WHAT TO WORK ON —
Your task is to filter the data below down to the lines holding "после".

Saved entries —
..........
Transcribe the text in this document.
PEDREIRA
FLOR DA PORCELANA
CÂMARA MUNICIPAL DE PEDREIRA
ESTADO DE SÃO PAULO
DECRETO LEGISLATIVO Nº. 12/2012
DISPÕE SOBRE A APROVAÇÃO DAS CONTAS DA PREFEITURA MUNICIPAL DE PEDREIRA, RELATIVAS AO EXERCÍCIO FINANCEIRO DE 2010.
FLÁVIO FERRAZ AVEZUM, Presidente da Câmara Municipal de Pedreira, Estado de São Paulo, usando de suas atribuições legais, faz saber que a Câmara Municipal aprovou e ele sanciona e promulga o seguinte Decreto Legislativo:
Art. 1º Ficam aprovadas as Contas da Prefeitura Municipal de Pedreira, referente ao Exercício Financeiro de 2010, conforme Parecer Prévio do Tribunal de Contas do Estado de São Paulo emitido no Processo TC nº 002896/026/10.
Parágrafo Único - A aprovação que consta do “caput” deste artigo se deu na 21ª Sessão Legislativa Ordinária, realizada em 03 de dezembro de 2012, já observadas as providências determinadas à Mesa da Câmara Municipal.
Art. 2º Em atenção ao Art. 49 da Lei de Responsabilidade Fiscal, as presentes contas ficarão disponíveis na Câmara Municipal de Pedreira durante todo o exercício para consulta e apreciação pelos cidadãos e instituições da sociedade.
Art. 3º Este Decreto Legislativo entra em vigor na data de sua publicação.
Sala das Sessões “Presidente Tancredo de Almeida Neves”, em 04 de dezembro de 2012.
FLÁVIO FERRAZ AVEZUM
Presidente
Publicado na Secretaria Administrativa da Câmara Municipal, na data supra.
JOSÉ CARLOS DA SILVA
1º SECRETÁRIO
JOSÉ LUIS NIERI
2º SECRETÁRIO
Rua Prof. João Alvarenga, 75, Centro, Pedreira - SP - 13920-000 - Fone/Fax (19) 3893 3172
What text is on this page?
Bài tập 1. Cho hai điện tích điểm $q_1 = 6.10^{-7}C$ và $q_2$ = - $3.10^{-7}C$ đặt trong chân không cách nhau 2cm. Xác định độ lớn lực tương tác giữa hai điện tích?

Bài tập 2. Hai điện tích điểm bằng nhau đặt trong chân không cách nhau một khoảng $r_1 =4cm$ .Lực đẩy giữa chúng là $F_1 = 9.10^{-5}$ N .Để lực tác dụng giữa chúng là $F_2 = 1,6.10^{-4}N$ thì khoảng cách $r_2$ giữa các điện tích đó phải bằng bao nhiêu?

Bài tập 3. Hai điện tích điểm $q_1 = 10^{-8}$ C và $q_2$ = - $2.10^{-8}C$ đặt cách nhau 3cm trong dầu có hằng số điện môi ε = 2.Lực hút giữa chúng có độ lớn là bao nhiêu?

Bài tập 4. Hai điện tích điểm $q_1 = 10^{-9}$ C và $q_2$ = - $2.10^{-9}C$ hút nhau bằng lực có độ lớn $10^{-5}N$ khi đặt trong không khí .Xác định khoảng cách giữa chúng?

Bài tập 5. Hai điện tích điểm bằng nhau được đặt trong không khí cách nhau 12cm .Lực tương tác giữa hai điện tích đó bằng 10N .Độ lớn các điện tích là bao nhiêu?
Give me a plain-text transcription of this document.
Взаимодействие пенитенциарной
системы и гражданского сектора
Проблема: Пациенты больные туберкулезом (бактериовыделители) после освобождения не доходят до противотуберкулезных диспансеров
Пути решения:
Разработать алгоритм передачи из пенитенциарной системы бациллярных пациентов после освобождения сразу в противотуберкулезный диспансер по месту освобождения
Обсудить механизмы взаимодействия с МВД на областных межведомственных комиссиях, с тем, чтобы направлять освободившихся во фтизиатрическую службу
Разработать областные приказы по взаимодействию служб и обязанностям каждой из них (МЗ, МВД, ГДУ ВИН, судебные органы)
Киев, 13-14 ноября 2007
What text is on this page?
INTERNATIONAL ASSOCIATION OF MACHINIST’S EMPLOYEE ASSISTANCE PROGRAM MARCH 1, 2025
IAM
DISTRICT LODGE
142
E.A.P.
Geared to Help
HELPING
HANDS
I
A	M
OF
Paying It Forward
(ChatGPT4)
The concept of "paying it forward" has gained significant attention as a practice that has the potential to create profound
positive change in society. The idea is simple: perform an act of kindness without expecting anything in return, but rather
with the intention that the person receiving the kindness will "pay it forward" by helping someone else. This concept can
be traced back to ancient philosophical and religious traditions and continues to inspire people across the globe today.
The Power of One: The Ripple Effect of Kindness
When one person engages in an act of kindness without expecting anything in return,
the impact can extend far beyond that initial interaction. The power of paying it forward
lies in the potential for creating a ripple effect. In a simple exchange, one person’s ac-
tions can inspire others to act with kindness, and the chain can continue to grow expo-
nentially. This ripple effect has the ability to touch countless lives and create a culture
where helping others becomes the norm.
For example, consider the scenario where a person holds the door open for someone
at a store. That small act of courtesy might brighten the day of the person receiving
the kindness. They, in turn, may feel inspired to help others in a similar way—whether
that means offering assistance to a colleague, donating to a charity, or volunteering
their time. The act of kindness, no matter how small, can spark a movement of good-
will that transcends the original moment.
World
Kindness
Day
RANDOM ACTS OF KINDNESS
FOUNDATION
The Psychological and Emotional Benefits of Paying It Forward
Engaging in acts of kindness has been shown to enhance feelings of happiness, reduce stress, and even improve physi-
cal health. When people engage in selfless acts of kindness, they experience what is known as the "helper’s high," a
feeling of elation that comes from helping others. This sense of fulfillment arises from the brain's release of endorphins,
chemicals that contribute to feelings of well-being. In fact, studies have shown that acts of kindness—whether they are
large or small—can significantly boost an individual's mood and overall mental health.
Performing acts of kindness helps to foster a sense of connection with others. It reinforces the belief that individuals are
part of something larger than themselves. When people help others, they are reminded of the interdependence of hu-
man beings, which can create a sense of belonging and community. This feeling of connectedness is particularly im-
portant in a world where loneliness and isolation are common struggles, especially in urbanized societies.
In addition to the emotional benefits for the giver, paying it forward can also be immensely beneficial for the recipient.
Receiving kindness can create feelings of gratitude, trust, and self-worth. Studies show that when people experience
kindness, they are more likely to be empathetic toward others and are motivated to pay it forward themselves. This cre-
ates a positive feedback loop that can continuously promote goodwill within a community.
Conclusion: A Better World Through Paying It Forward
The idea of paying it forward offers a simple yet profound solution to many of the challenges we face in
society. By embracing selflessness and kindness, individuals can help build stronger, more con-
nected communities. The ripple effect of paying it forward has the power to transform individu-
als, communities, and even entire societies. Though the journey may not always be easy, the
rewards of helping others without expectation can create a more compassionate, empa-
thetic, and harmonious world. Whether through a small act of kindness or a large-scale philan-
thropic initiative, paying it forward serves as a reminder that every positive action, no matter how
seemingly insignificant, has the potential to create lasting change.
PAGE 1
..........
TASK RESULT —
Проблема: Пациенты больные туберкулезом (бактериовыделители) после освобождения не доходят до противотуберкулезных диспансеров
Разработать алгоритм передачи из пенитенциарной системы бациллярных пациентов после освобождения сразу в противотуберкулезный диспансер по месту освобождения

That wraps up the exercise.